Dataset excerpts:
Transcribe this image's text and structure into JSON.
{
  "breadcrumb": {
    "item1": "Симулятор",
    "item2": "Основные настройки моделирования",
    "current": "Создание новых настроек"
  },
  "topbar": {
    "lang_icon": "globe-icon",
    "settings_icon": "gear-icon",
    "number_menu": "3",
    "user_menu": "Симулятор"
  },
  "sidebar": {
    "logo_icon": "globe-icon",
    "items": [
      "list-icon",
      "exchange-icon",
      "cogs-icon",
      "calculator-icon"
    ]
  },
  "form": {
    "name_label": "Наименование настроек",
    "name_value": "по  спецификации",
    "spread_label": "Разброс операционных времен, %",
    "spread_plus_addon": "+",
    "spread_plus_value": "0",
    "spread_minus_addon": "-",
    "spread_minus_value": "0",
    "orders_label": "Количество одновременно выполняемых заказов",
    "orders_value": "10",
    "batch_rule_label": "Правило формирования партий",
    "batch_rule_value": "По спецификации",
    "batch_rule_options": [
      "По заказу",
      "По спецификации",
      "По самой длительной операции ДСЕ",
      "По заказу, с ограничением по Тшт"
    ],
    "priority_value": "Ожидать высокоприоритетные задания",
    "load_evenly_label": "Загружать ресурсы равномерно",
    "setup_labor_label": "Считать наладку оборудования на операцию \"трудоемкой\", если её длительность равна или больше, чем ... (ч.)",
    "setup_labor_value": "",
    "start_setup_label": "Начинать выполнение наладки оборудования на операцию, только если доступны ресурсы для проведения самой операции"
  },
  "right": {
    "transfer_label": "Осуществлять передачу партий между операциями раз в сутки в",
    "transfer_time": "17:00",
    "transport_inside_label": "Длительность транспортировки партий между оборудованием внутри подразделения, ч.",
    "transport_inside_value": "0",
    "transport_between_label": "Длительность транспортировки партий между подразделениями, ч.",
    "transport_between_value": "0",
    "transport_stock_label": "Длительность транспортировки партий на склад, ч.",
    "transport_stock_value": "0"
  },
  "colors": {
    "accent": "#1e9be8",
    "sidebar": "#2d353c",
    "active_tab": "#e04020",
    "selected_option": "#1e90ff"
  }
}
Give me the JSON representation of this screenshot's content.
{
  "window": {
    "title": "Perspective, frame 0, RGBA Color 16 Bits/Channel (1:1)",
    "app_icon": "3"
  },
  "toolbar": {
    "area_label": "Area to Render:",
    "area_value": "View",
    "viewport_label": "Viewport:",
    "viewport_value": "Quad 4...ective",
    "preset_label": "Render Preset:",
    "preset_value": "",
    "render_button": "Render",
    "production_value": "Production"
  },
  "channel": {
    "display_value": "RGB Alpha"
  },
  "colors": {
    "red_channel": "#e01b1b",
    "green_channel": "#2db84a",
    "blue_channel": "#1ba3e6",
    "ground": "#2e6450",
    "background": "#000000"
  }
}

» REQUEST:
Copy out every line of the material above that mentions the word "операции".

» SOLUTION FOR THIS EXERCISE:
      "По самой длительной операции ДСЕ",
    "start_setup_label": "Начинать выполнение наладки оборудования на операцию, только если доступны ресурсы для проведения самой операции"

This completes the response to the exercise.